# Start of RECORDS FOR PROCESSING

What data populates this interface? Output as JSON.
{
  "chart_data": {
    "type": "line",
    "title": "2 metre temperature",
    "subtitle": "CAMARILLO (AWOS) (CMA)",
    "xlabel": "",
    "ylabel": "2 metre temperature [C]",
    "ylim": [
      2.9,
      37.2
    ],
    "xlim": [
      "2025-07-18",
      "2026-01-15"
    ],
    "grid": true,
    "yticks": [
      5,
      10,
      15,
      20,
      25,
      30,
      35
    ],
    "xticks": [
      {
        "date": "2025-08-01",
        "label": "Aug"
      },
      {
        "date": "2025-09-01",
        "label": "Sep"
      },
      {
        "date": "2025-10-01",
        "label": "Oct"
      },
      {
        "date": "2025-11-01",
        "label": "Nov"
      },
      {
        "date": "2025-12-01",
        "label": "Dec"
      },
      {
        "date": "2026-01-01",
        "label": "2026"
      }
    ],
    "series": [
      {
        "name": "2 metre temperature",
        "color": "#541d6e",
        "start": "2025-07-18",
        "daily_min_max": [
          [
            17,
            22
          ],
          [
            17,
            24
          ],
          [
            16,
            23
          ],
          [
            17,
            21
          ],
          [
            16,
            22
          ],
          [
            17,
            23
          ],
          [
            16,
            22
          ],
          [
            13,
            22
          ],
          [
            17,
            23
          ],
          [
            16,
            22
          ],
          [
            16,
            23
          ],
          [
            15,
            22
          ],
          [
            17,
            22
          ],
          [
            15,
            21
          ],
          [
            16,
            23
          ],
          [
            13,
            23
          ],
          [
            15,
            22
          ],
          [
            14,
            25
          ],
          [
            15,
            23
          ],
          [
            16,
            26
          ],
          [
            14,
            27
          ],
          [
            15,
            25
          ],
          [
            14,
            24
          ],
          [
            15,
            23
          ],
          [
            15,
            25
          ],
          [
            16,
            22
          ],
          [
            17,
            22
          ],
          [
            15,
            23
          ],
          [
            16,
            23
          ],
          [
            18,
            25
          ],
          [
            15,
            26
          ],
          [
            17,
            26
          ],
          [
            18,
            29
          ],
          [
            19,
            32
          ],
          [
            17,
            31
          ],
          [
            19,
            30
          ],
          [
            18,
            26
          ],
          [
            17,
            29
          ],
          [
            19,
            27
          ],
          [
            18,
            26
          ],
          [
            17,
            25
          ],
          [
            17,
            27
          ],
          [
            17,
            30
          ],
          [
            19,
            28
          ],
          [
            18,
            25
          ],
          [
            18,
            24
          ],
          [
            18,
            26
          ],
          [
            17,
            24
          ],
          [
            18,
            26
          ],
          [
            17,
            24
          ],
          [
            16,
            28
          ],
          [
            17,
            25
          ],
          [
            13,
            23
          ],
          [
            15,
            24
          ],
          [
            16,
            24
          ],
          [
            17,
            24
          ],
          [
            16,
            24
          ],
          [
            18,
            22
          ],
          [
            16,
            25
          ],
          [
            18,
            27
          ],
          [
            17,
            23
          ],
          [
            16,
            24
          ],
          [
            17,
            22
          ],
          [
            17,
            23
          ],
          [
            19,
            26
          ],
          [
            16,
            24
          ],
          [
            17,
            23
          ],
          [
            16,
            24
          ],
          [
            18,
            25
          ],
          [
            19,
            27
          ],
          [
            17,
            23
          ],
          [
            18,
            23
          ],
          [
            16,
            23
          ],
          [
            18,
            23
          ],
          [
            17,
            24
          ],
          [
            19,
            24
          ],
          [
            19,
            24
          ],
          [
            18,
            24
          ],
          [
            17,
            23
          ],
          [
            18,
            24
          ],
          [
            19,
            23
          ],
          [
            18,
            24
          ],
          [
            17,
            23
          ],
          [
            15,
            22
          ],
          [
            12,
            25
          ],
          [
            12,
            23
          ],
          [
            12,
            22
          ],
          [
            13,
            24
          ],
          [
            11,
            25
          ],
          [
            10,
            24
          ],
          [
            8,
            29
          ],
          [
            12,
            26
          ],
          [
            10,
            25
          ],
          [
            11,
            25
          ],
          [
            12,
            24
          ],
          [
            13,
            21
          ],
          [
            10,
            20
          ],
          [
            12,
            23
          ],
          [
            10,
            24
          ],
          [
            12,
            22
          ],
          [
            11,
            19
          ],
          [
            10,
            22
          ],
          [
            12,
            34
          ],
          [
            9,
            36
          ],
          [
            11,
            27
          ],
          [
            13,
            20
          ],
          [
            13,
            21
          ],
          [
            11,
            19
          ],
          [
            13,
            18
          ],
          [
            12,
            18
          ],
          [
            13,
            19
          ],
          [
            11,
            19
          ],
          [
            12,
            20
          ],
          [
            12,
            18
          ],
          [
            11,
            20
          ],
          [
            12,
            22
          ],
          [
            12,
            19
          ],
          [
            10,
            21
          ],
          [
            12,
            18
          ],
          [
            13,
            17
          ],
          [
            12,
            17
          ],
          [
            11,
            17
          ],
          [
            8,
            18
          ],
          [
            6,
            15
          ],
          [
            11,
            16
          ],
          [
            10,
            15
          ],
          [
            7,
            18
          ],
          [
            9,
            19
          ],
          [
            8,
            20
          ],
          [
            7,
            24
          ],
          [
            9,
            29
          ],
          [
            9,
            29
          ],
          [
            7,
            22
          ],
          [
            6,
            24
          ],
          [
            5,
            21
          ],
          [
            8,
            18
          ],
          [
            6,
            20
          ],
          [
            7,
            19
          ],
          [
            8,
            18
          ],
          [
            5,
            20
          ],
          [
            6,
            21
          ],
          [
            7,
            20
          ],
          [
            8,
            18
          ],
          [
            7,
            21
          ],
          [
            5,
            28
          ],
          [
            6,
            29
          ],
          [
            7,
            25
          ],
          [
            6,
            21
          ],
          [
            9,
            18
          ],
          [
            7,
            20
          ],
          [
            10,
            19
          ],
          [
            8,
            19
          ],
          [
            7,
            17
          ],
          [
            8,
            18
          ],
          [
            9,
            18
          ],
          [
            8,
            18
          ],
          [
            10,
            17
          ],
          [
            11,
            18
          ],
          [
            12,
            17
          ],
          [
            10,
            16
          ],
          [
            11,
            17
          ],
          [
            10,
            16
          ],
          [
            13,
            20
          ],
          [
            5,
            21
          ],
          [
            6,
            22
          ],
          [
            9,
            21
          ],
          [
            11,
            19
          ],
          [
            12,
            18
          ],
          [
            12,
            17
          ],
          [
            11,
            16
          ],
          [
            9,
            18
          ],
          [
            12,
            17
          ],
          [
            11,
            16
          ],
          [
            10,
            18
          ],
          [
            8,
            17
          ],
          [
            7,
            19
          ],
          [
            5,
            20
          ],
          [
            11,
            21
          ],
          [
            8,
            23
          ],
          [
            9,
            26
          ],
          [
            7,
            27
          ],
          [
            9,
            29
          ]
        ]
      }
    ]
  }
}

# End of RECORDS FOR PROCESSING

● REQUEST:
Once more, set down the full listing, verbatim.

● TASK ANSWER:
What data populates this interface? Output as JSON.
{
  "chart_data": {
    "type": "line",
    "title": "2 metre temperature",
    "subtitle": "CAMARILLO (AWOS) (CMA)",
    "xlabel": "",
    "ylabel": "2 metre temperature [C]",
    "ylim": [
      2.9,
      37.2
    ],
    "xlim": [
      "2025-07-18",
      "2026-01-15"
    ],
    "grid": true,
    "yticks": [
      5,
      10,
      15,
      20,
      25,
      30,
      35
    ],
    "xticks": [
      {
        "date": "2025-08-01",
        "label": "Aug"
      },
      {
        "date": "2025-09-01",
        "label": "Sep"
      },
      {
        "date": "2025-10-01",
        "label": "Oct"
      },
      {
        "date": "2025-11-01",
        "label": "Nov"
      },
      {
        "date": "2025-12-01",
        "label": "Dec"
      },
      {
        "date": "2026-01-01",
        "label": "2026"
      }
    ],
    "series": [
      {
        "name": "2 metre temperature",
        "color": "#541d6e",
        "start": "2025-07-18",
        "daily_min_max": [
          [
            17,
            22
          ],
          [
            17,
            24
          ],
          [
            16,
            23
          ],
          [
            17,
            21
          ],
          [
            16,
            22
          ],
          [
            17,
            23
          ],
          [
            16,
            22
          ],
          [
            13,
            22
          ],
          [
            17,
            23
          ],
          [
            16,
            22
          ],
          [
            16,
            23
          ],
          [
            15,
            22
          ],
          [
            17,
            22
          ],
          [
            15,
            21
          ],
          [
            16,
            23
          ],
          [
            13,
            23
          ],
          [
            15,
            22
          ],
          [
            14,
            25
          ],
          [
            15,
            23
          ],
          [
            16,
            26
          ],
          [
            14,
            27
          ],
          [
            15,
            25
          ],
          [
            14,
            24
          ],
          [
            15,
            23
          ],
          [
            15,
            25
          ],
          [
            16,
            22
          ],
          [
            17,
            22
          ],
          [
            15,
            23
          ],
          [
            16,
            23
          ],
          [
            18,
            25
          ],
          [
            15,
            26
          ],
          [
            17,
            26
          ],
          [
            18,
            29
          ],
          [
            19,
            32
          ],
          [
            17,
            31
          ],
          [
            19,
            30
          ],
          [
            18,
            26
          ],
          [
            17,
            29
          ],
          [
            19,
            27
          ],
          [
            18,
            26
          ],
          [
            17,
            25
          ],
          [
            17,
            27
          ],
          [
            17,
            30
          ],
          [
            19,
            28
          ],
          [
            18,
            25
          ],
          [
            18,
            24
          ],
          [
            18,
            26
          ],
          [
            17,
            24
          ],
          [
            18,
            26
          ],
          [
            17,
            24
          ],
          [
            16,
            28
          ],
          [
            17,
            25
          ],
          [
            13,
            23
          ],
          [
            15,
            24
          ],
          [
            16,
            24
          ],
          [
            17,
            24
          ],
          [
            16,
            24
          ],
          [
            18,
            22
          ],
          [
            16,
            25
          ],
          [
            18,
            27
          ],
          [
            17,
            23
          ],
          [
            16,
            24
          ],
          [
            17,
            22
          ],
          [
            17,
            23
          ],
          [
            19,
            26
          ],
          [
            16,
            24
          ],
          [
            17,
            23
          ],
          [
            16,
            24
          ],
          [
            18,
            25
          ],
          [
            19,
            27
          ],
          [
            17,
            23
          ],
          [
            18,
            23
          ],
          [
            16,
            23
          ],
          [
            18,
            23
          ],
          [
            17,
            24
          ],
          [
            19,
            24
          ],
          [
            19,
            24
          ],
          [
            18,
            24
          ],
          [
            17,
            23
          ],
          [
            18,
            24
          ],
          [
            19,
            23
          ],
          [
            18,
            24
          ],
          [
            17,
            23
          ],
          [
            15,
            22
          ],
          [
            12,
            25
          ],
          [
            12,
            23
          ],
          [
            12,
            22
          ],
          [
            13,
            24
          ],
          [
            11,
            25
          ],
          [
            10,
            24
          ],
          [
            8,
            29
          ],
          [
            12,
            26
          ],
          [
            10,
            25
          ],
          [
            11,
            25
          ],
          [
            12,
            24
          ],
          [
            13,
            21
          ],
          [
            10,
            20
          ],
          [
            12,
            23
          ],
          [
            10,
            24
          ],
          [
            12,
            22
          ],
          [
            11,
            19
          ],
          [
            10,
            22
          ],
          [
            12,
            34
          ],
          [
            9,
            36
          ],
          [
            11,
            27
          ],
          [
            13,
            20
          ],
          [
            13,
            21
          ],
          [
            11,
            19
          ],
          [
            13,
            18
          ],
          [
            12,
            18
          ],
          [
            13,
            19
          ],
          [
            11,
            19
          ],
          [
            12,
            20
          ],
          [
            12,
            18
          ],
          [
            11,
            20
          ],
          [
            12,
            22
          ],
          [
            12,
            19
          ],
          [
            10,
            21
          ],
          [
            12,
            18
          ],
          [
            13,
            17
          ],
          [
            12,
            17
          ],
          [
            11,
            17
          ],
          [
            8,
            18
          ],
          [
            6,
            15
          ],
          [
            11,
            16
          ],
          [
            10,
            15
          ],
          [
            7,
            18
          ],
          [
            9,
            19
          ],
          [
            8,
            20
          ],
          [
            7,
            24
          ],
          [
            9,
            29
          ],
          [
            9,
            29
          ],
          [
            7,
            22
          ],
          [
            6,
            24
          ],
          [
            5,
            21
          ],
          [
            8,
            18
          ],
          [
            6,
            20
          ],
          [
            7,
            19
          ],
          [
            8,
            18
          ],
          [
            5,
            20
          ],
          [
            6,
            21
          ],
          [
            7,
            20
          ],
          [
            8,
            18
          ],
          [
            7,
            21
          ],
          [
            5,
            28
          ],
          [
            6,
            29
          ],
          [
            7,
            25
          ],
          [
            6,
            21
          ],
          [
            9,
            18
          ],
          [
            7,
            20
          ],
          [
            10,
            19
          ],
          [
            8,
            19
          ],
          [
            7,
            17
          ],
          [
            8,
            18
          ],
          [
            9,
            18
          ],
          [
            8,
            18
          ],
          [
            10,
            17
          ],
          [
            11,
            18
          ],
          [
            12,
            17
          ],
          [
            10,
            16
          ],
          [
            11,
            17
          ],
          [
            10,
            16
          ],
          [
            13,
            20
          ],
          [
            5,
            21
          ],
          [
            6,
            22
          ],
          [
            9,
            21
          ],
          [
            11,
            19
          ],
          [
            12,
            18
          ],
          [
            12,
            17
          ],
          [
            11,
            16
          ],
          [
            9,
            18
          ],
          [
            12,
            17
          ],
          [
            11,
            16
          ],
          [
            10,
            18
          ],
          [
            8,
            17
          ],
          [
            7,
            19
          ],
          [
            5,
            20
          ],
          [
            11,
            21
          ],
          [
            8,
            23
          ],
          [
            9,
            26
          ],
          [
            7,
            27
          ],
          [
            9,
            29
          ]
        ]
      }
    ]
  }
}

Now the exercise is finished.